● **Objective**
Reply with one number: the count of lines in the listing that contain the string "into".

● **Data rows**

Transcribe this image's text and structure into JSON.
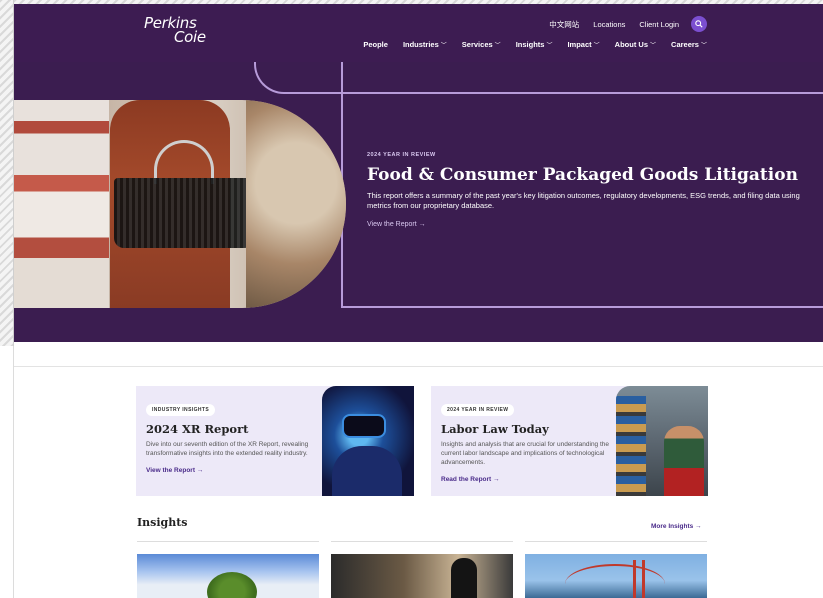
{
  "header": {
    "logo_line1": "Perkins",
    "logo_line2": "Coie",
    "utility": [
      "中文网站",
      "Locations",
      "Client Login"
    ],
    "nav": [
      {
        "label": "People",
        "caret": false
      },
      {
        "label": "Industries",
        "caret": true
      },
      {
        "label": "Services",
        "caret": true
      },
      {
        "label": "Insights",
        "caret": true
      },
      {
        "label": "Impact",
        "caret": true
      },
      {
        "label": "About Us",
        "caret": true
      },
      {
        "label": "Careers",
        "caret": true
      }
    ]
  },
  "hero": {
    "eyebrow": "2024 YEAR IN REVIEW",
    "title": "Food & Consumer Packaged Goods Litigation",
    "description": "This report offers a summary of the past year's key litigation outcomes, regulatory developments, ESG trends, and filing data using metrics from our proprietary database.",
    "link": "View the Report →"
  },
  "cards": [
    {
      "tag": "INDUSTRY INSIGHTS",
      "title": "2024 XR Report",
      "description": "Dive into our seventh edition of the XR Report, revealing transformative insights into the extended reality industry.",
      "link": "View the Report →"
    },
    {
      "tag": "2024 YEAR IN REVIEW",
      "title": "Labor Law Today",
      "description": "Insights and analysis that are crucial for understanding the current labor landscape and implications of technological advancements.",
      "link": "Read the Report →"
    }
  ],
  "insights": {
    "heading": "Insights",
    "more_link": "More Insights →"
  },
  "colors": {
    "brand_dark": "#3b1d50",
    "accent": "#7b4fd0",
    "card_bg": "#ede9f8",
    "link": "#4a2b8a"
  }
}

● **Response**
2